■ Goal ■
In the following material, identify every line holding the string "name" and return it.

■ Provided records ■
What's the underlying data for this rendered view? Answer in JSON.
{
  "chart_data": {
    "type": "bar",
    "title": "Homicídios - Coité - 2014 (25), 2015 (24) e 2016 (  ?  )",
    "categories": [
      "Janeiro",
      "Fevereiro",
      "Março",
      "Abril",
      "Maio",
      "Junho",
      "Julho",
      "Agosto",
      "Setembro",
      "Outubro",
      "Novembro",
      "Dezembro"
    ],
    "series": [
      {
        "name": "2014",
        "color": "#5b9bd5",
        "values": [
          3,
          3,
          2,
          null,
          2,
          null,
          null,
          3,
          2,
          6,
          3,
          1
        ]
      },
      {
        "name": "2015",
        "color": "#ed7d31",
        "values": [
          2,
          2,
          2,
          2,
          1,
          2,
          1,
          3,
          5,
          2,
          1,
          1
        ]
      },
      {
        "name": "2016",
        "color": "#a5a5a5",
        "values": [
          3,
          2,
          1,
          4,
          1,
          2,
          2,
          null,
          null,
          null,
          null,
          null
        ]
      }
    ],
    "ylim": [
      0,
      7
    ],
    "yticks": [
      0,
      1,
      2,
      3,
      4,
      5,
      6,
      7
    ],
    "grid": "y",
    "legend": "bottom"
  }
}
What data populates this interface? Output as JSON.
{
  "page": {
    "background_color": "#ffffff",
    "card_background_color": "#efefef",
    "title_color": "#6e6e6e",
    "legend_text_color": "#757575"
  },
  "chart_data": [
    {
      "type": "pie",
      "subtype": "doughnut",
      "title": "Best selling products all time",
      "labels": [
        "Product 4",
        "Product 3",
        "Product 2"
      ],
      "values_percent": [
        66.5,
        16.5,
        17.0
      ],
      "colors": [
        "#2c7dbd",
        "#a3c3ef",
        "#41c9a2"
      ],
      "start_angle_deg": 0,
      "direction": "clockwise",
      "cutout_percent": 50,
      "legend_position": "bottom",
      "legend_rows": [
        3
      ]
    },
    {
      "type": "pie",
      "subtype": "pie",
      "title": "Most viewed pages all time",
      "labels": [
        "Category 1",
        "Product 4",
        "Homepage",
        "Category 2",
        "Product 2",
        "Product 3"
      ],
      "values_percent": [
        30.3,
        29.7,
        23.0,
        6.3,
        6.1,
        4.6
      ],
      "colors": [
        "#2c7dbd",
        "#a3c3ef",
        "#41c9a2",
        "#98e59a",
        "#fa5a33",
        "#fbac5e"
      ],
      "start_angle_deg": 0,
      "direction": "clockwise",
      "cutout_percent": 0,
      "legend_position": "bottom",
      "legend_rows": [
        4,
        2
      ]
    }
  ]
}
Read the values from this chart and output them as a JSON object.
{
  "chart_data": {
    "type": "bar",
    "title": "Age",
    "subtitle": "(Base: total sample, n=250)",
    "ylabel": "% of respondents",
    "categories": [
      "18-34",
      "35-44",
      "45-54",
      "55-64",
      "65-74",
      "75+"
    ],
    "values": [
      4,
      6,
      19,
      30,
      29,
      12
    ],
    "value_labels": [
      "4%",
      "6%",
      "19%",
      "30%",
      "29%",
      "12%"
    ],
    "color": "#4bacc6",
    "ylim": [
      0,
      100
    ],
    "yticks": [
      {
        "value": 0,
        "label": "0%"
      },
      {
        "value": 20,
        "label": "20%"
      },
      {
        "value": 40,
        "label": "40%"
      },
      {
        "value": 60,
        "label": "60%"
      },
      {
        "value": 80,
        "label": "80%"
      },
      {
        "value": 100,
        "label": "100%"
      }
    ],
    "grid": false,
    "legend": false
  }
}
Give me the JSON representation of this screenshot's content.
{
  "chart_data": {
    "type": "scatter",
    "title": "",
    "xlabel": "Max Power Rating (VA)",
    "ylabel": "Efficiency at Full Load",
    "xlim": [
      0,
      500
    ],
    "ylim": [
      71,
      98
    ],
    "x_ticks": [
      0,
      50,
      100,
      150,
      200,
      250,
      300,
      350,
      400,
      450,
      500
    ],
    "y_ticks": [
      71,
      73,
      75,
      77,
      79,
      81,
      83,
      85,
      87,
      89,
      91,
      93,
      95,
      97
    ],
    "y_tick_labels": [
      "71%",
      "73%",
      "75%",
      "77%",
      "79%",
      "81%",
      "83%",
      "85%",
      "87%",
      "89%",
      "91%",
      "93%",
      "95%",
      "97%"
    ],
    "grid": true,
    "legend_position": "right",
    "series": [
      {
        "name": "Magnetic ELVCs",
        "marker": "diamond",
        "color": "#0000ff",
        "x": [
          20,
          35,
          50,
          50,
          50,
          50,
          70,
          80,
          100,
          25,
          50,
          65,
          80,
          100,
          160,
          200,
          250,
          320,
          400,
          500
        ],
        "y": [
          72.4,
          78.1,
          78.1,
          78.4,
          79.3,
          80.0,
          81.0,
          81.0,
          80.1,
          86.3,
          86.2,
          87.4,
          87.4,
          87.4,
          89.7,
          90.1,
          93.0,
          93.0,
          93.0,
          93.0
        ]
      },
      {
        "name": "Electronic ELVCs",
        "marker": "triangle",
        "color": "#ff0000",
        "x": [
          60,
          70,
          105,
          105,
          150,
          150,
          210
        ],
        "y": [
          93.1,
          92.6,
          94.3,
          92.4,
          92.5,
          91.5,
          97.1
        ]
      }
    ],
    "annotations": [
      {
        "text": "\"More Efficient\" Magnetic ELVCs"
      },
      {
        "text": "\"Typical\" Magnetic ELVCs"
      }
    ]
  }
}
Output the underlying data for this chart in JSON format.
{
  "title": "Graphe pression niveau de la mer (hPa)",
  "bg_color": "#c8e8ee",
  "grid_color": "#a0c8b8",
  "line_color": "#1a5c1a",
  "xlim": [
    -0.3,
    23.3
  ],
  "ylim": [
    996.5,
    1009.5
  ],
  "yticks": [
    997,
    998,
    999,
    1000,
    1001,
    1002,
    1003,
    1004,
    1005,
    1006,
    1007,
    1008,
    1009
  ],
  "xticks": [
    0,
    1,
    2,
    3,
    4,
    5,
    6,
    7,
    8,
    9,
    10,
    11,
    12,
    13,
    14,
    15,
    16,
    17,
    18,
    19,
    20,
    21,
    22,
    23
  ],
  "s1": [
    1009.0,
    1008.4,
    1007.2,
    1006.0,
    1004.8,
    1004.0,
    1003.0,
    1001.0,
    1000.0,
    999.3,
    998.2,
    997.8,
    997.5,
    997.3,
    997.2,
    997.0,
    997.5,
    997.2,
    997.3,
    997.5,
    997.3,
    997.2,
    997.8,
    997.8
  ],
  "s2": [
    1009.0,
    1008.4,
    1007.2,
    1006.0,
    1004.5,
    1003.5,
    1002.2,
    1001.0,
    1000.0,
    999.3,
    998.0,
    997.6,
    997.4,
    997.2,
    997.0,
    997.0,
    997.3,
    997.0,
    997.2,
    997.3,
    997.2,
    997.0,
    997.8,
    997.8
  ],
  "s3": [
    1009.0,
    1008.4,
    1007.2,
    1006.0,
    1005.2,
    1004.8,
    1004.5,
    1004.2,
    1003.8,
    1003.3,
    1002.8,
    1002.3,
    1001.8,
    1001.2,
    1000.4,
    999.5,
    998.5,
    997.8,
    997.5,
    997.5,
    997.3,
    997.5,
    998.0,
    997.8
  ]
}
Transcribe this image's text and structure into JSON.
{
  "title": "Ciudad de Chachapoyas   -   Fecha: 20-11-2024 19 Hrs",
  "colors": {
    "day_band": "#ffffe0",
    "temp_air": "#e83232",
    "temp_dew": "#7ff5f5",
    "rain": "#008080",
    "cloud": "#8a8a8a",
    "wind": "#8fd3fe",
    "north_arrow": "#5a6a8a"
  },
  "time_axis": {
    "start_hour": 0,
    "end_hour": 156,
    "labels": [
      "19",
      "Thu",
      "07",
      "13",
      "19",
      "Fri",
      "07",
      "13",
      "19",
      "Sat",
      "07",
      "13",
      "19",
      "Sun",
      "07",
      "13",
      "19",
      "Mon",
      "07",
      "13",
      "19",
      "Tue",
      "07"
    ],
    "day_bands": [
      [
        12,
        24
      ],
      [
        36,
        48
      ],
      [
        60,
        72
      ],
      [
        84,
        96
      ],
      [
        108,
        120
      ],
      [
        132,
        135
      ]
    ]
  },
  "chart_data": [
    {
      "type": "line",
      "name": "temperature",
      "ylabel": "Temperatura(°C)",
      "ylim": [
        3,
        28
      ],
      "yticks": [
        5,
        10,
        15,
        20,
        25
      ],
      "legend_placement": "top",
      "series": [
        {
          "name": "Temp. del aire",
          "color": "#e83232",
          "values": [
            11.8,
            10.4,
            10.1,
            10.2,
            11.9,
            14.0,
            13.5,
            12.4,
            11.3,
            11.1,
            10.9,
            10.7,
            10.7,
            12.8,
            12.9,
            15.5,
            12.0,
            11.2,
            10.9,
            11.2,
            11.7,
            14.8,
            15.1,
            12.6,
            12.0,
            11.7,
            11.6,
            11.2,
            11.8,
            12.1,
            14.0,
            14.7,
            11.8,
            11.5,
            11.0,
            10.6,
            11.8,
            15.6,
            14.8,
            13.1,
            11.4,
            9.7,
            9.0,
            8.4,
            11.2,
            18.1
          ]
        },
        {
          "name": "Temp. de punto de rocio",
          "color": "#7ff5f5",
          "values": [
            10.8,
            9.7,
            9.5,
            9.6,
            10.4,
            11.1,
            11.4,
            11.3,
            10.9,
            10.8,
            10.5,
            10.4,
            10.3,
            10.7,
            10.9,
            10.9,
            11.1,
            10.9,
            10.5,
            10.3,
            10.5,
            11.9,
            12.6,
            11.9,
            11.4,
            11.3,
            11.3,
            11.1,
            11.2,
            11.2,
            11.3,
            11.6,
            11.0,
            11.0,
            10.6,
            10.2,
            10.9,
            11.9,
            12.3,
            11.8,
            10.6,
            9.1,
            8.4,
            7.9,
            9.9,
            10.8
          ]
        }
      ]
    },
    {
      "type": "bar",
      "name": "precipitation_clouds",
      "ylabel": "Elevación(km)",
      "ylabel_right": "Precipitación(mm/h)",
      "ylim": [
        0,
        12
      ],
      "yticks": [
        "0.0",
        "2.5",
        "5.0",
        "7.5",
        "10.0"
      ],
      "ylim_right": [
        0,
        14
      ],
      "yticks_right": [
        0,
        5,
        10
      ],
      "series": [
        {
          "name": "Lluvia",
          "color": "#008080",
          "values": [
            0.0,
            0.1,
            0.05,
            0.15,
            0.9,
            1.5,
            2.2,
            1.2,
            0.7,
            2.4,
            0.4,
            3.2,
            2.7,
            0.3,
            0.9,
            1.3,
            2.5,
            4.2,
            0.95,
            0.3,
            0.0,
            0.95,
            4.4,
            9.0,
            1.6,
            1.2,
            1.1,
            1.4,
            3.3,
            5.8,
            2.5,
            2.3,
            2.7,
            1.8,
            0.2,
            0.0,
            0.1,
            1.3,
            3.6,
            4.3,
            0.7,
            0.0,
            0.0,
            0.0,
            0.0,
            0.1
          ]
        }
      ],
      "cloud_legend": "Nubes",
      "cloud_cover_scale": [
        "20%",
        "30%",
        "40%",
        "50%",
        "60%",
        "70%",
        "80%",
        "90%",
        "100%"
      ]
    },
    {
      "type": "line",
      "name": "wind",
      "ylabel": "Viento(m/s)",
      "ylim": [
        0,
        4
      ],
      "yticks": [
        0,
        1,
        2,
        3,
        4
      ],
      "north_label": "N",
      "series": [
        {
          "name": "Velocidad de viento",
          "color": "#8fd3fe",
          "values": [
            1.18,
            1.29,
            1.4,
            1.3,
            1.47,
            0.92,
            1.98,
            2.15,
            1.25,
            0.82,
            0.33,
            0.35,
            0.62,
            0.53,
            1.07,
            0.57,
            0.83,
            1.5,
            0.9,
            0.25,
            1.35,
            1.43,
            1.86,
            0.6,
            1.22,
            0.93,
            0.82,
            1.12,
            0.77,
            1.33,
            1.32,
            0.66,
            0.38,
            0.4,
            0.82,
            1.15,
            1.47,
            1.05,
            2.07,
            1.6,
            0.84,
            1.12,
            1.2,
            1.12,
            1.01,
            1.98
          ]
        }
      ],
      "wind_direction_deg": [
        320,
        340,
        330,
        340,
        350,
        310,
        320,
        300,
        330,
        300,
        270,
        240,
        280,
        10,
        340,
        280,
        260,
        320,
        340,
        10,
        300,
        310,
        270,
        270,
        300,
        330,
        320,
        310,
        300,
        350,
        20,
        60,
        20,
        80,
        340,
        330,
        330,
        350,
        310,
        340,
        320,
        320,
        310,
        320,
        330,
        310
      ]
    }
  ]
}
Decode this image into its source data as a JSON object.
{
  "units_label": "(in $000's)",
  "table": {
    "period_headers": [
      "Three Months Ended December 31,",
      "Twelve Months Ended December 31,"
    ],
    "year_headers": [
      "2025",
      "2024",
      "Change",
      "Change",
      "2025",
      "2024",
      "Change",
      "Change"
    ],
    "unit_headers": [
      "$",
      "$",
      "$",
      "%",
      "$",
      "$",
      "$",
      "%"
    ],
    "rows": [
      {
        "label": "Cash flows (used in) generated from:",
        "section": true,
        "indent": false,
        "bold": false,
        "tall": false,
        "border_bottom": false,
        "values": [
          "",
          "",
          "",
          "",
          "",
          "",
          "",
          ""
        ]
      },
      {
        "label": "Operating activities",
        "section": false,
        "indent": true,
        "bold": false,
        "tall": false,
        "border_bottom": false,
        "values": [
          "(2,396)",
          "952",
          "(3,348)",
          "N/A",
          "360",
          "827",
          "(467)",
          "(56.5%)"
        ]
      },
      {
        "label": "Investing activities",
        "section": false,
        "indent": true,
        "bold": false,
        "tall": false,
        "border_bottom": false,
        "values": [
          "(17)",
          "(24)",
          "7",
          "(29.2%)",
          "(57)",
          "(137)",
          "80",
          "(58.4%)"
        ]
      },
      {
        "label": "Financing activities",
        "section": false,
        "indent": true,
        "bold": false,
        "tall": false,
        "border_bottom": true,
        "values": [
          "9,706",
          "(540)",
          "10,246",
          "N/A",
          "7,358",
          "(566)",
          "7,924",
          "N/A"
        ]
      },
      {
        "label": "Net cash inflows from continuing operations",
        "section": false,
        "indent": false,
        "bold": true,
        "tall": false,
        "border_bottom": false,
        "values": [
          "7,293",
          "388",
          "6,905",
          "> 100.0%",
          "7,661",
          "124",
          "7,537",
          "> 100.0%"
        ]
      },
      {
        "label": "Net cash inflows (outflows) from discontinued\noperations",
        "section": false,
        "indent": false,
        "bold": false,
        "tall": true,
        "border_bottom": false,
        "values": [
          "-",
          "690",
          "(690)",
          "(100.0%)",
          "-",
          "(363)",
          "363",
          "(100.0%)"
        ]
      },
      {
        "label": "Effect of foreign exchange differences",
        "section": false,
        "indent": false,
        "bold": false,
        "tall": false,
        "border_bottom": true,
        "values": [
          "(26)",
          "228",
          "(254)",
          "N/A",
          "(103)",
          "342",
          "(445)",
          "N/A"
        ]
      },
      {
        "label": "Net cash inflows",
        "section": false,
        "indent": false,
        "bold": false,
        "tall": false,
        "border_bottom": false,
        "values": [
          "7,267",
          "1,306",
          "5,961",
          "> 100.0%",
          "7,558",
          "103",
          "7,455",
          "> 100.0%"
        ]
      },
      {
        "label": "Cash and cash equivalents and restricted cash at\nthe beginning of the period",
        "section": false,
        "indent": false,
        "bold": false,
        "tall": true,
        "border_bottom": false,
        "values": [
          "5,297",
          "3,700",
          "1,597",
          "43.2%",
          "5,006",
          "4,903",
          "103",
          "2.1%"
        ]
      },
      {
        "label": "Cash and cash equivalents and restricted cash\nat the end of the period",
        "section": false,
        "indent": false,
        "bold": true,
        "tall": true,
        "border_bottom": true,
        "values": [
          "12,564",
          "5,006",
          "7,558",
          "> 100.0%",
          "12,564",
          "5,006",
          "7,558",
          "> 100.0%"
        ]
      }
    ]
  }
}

■ Exercise output ■
        "name": "2014",
        "name": "2015",
        "name": "2016",
        "name": "Magnetic ELVCs",
        "name": "Electronic ELVCs",
      "name": "temperature",
          "name": "Temp. del aire",
          "name": "Temp. de punto de rocio",
      "name": "precipitation_clouds",
          "name": "Lluvia",
      "name": "wind",
          "name": "Velocidad de viento",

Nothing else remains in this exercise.